What needs to be done: Send back all the data below, exactly as given.

Provided records:
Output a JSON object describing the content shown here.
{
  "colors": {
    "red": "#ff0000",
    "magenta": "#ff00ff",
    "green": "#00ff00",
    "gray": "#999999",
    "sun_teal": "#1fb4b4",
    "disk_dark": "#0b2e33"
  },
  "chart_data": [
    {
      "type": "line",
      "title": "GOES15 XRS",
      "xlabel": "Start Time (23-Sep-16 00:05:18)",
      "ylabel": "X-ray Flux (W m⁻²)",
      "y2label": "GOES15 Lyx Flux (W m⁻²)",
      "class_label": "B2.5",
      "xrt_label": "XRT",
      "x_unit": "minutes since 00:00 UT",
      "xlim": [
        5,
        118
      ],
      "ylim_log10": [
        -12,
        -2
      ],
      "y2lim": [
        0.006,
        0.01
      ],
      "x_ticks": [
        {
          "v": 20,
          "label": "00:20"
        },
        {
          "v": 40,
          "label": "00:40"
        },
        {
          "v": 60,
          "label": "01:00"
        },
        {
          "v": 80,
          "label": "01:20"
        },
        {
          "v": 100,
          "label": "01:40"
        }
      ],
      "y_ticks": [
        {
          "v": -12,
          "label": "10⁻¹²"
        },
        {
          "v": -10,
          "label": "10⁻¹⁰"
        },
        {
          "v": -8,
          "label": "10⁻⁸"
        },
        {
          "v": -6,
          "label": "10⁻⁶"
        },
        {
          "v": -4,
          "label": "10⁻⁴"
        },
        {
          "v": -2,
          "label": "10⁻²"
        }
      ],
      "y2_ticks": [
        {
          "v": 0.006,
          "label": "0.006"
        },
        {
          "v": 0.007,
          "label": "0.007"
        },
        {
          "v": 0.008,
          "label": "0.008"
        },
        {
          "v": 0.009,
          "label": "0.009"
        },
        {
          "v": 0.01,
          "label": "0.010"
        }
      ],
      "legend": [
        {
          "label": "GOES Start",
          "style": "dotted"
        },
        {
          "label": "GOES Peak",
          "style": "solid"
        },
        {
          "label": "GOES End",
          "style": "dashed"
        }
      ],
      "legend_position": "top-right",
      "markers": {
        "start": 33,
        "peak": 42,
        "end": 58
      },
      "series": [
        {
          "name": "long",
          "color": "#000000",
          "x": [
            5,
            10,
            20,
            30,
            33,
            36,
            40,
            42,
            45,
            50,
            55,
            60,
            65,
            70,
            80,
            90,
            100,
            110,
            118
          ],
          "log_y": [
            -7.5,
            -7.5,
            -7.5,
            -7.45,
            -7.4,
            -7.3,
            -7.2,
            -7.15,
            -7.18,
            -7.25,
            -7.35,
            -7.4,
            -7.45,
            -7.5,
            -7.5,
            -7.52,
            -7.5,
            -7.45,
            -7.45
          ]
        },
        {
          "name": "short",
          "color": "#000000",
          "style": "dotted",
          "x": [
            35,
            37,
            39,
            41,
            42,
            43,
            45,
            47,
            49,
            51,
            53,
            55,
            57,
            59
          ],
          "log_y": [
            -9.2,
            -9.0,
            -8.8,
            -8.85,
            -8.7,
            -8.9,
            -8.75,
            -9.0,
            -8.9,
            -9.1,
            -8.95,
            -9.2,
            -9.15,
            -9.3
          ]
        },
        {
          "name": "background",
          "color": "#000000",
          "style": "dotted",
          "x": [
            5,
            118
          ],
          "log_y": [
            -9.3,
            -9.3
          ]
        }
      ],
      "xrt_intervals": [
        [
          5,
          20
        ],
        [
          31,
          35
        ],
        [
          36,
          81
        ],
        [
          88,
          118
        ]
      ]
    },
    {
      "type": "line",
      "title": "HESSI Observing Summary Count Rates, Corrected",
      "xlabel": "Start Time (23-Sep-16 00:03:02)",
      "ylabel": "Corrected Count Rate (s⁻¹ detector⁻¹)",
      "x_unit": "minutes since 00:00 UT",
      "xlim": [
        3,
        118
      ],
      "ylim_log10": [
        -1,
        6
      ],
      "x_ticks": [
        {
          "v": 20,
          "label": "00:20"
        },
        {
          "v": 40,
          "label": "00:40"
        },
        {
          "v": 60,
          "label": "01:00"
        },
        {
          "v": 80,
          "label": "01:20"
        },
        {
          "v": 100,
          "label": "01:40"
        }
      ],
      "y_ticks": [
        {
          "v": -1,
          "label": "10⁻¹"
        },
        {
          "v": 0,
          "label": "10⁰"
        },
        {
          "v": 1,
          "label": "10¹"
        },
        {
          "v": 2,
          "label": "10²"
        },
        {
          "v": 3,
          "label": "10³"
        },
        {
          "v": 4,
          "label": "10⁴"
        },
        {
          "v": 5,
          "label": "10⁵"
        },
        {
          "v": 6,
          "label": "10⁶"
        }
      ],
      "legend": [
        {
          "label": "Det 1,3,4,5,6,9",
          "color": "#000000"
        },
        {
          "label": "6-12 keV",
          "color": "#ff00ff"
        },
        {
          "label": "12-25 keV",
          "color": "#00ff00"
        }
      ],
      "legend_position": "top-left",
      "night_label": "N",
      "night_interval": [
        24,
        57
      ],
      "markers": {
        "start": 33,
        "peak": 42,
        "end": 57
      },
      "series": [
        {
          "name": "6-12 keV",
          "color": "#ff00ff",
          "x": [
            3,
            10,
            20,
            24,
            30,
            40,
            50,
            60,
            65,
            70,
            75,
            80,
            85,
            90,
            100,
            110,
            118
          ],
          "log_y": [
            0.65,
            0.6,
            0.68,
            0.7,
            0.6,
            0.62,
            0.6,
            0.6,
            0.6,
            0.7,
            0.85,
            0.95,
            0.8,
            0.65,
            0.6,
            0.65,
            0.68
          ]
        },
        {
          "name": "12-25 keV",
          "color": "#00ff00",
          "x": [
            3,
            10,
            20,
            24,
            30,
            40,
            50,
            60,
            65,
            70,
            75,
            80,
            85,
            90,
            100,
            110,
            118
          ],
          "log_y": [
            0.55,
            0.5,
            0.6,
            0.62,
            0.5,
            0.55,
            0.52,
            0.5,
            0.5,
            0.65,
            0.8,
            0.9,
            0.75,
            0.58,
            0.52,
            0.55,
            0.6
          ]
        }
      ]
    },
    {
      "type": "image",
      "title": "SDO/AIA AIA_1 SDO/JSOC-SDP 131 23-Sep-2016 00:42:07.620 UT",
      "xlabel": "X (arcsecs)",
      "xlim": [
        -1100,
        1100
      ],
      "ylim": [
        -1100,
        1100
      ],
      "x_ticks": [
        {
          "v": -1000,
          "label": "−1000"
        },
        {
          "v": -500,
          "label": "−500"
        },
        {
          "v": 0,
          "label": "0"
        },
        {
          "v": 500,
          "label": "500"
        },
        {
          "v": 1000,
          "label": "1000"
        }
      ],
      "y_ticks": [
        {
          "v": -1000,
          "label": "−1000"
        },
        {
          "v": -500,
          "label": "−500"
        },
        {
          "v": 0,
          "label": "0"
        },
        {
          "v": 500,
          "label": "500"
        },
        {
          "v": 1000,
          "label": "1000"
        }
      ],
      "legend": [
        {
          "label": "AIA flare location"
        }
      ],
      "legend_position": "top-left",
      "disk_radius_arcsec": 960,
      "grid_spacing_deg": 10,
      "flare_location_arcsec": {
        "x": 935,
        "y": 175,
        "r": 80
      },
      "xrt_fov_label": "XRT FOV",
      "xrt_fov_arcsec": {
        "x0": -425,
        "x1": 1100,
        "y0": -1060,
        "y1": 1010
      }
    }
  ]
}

Finished exercise:
Output a JSON object describing the content shown here.
{
  "colors": {
    "red": "#ff0000",
    "magenta": "#ff00ff",
    "green": "#00ff00",
    "gray": "#999999",
    "sun_teal": "#1fb4b4",
    "disk_dark": "#0b2e33"
  },
  "chart_data": [
    {
      "type": "line",
      "title": "GOES15 XRS",
      "xlabel": "Start Time (23-Sep-16 00:05:18)",
      "ylabel": "X-ray Flux (W m⁻²)",
      "y2label": "GOES15 Lyx Flux (W m⁻²)",
      "class_label": "B2.5",
      "xrt_label": "XRT",
      "x_unit": "minutes since 00:00 UT",
      "xlim": [
        5,
        118
      ],
      "ylim_log10": [
        -12,
        -2
      ],
      "y2lim": [
        0.006,
        0.01
      ],
      "x_ticks": [
        {
          "v": 20,
          "label": "00:20"
        },
        {
          "v": 40,
          "label": "00:40"
        },
        {
          "v": 60,
          "label": "01:00"
        },
        {
          "v": 80,
          "label": "01:20"
        },
        {
          "v": 100,
          "label": "01:40"
        }
      ],
      "y_ticks": [
        {
          "v": -12,
          "label": "10⁻¹²"
        },
        {
          "v": -10,
          "label": "10⁻¹⁰"
        },
        {
          "v": -8,
          "label": "10⁻⁸"
        },
        {
          "v": -6,
          "label": "10⁻⁶"
        },
        {
          "v": -4,
          "label": "10⁻⁴"
        },
        {
          "v": -2,
          "label": "10⁻²"
        }
      ],
      "y2_ticks": [
        {
          "v": 0.006,
          "label": "0.006"
        },
        {
          "v": 0.007,
          "label": "0.007"
        },
        {
          "v": 0.008,
          "label": "0.008"
        },
        {
          "v": 0.009,
          "label": "0.009"
        },
        {
          "v": 0.01,
          "label": "0.010"
        }
      ],
      "legend": [
        {
          "label": "GOES Start",
          "style": "dotted"
        },
        {
          "label": "GOES Peak",
          "style": "solid"
        },
        {
          "label": "GOES End",
          "style": "dashed"
        }
      ],
      "legend_position": "top-right",
      "markers": {
        "start": 33,
        "peak": 42,
        "end": 58
      },
      "series": [
        {
          "name": "long",
          "color": "#000000",
          "x": [
            5,
            10,
            20,
            30,
            33,
            36,
            40,
            42,
            45,
            50,
            55,
            60,
            65,
            70,
            80,
            90,
            100,
            110,
            118
          ],
          "log_y": [
            -7.5,
            -7.5,
            -7.5,
            -7.45,
            -7.4,
            -7.3,
            -7.2,
            -7.15,
            -7.18,
            -7.25,
            -7.35,
            -7.4,
            -7.45,
            -7.5,
            -7.5,
            -7.52,
            -7.5,
            -7.45,
            -7.45
          ]
        },
        {
          "name": "short",
          "color": "#000000",
          "style": "dotted",
          "x": [
            35,
            37,
            39,
            41,
            42,
            43,
            45,
            47,
            49,
            51,
            53,
            55,
            57,
            59
          ],
          "log_y": [
            -9.2,
            -9.0,
            -8.8,
            -8.85,
            -8.7,
            -8.9,
            -8.75,
            -9.0,
            -8.9,
            -9.1,
            -8.95,
            -9.2,
            -9.15,
            -9.3
          ]
        },
        {
          "name": "background",
          "color": "#000000",
          "style": "dotted",
          "x": [
            5,
            118
          ],
          "log_y": [
            -9.3,
            -9.3
          ]
        }
      ],
      "xrt_intervals": [
        [
          5,
          20
        ],
        [
          31,
          35
        ],
        [
          36,
          81
        ],
        [
          88,
          118
        ]
      ]
    },
    {
      "type": "line",
      "title": "HESSI Observing Summary Count Rates, Corrected",
      "xlabel": "Start Time (23-Sep-16 00:03:02)",
      "ylabel": "Corrected Count Rate (s⁻¹ detector⁻¹)",
      "x_unit": "minutes since 00:00 UT",
      "xlim": [
        3,
        118
      ],
      "ylim_log10": [
        -1,
        6
      ],
      "x_ticks": [
        {
          "v": 20,
          "label": "00:20"
        },
        {
          "v": 40,
          "label": "00:40"
        },
        {
          "v": 60,
          "label": "01:00"
        },
        {
          "v": 80,
          "label": "01:20"
        },
        {
          "v": 100,
          "label": "01:40"
        }
      ],
      "y_ticks": [
        {
          "v": -1,
          "label": "10⁻¹"
        },
        {
          "v": 0,
          "label": "10⁰"
        },
        {
          "v": 1,
          "label": "10¹"
        },
        {
          "v": 2,
          "label": "10²"
        },
        {
          "v": 3,
          "label": "10³"
        },
        {
          "v": 4,
          "label": "10⁴"
        },
        {
          "v": 5,
          "label": "10⁵"
        },
        {
          "v": 6,
          "label": "10⁶"
        }
      ],
      "legend": [
        {
          "label": "Det 1,3,4,5,6,9",
          "color": "#000000"
        },
        {
          "label": "6-12 keV",
          "color": "#ff00ff"
        },
        {
          "label": "12-25 keV",
          "color": "#00ff00"
        }
      ],
      "legend_position": "top-left",
      "night_label": "N",
      "night_interval": [
        24,
        57
      ],
      "markers": {
        "start": 33,
        "peak": 42,
        "end": 57
      },
      "series": [
        {
          "name": "6-12 keV",
          "color": "#ff00ff",
          "x": [
            3,
            10,
            20,
            24,
            30,
            40,
            50,
            60,
            65,
            70,
            75,
            80,
            85,
            90,
            100,
            110,
            118
          ],
          "log_y": [
            0.65,
            0.6,
            0.68,
            0.7,
            0.6,
            0.62,
            0.6,
            0.6,
            0.6,
            0.7,
            0.85,
            0.95,
            0.8,
            0.65,
            0.6,
            0.65,
            0.68
          ]
        },
        {
          "name": "12-25 keV",
          "color": "#00ff00",
          "x": [
            3,
            10,
            20,
            24,
            30,
            40,
            50,
            60,
            65,
            70,
            75,
            80,
            85,
            90,
            100,
            110,
            118
          ],
          "log_y": [
            0.55,
            0.5,
            0.6,
            0.62,
            0.5,
            0.55,
            0.52,
            0.5,
            0.5,
            0.65,
            0.8,
            0.9,
            0.75,
            0.58,
            0.52,
            0.55,
            0.6
          ]
        }
      ]
    },
    {
      "type": "image",
      "title": "SDO/AIA AIA_1 SDO/JSOC-SDP 131 23-Sep-2016 00:42:07.620 UT",
      "xlabel": "X (arcsecs)",
      "xlim": [
        -1100,
        1100
      ],
      "ylim": [
        -1100,
        1100
      ],
      "x_ticks": [
        {
          "v": -1000,
          "label": "−1000"
        },
        {
          "v": -500,
          "label": "−500"
        },
        {
          "v": 0,
          "label": "0"
        },
        {
          "v": 500,
          "label": "500"
        },
        {
          "v": 1000,
          "label": "1000"
        }
      ],
      "y_ticks": [
        {
          "v": -1000,
          "label": "−1000"
        },
        {
          "v": -500,
          "label": "−500"
        },
        {
          "v": 0,
          "label": "0"
        },
        {
          "v": 500,
          "label": "500"
        },
        {
          "v": 1000,
          "label": "1000"
        }
      ],
      "legend": [
        {
          "label": "AIA flare location"
        }
      ],
      "legend_position": "top-left",
      "disk_radius_arcsec": 960,
      "grid_spacing_deg": 10,
      "flare_location_arcsec": {
        "x": 935,
        "y": 175,
        "r": 80
      },
      "xrt_fov_label": "XRT FOV",
      "xrt_fov_arcsec": {
        "x0": -425,
        "x1": 1100,
        "y0": -1060,
        "y1": 1010
      }
    }
  ]
}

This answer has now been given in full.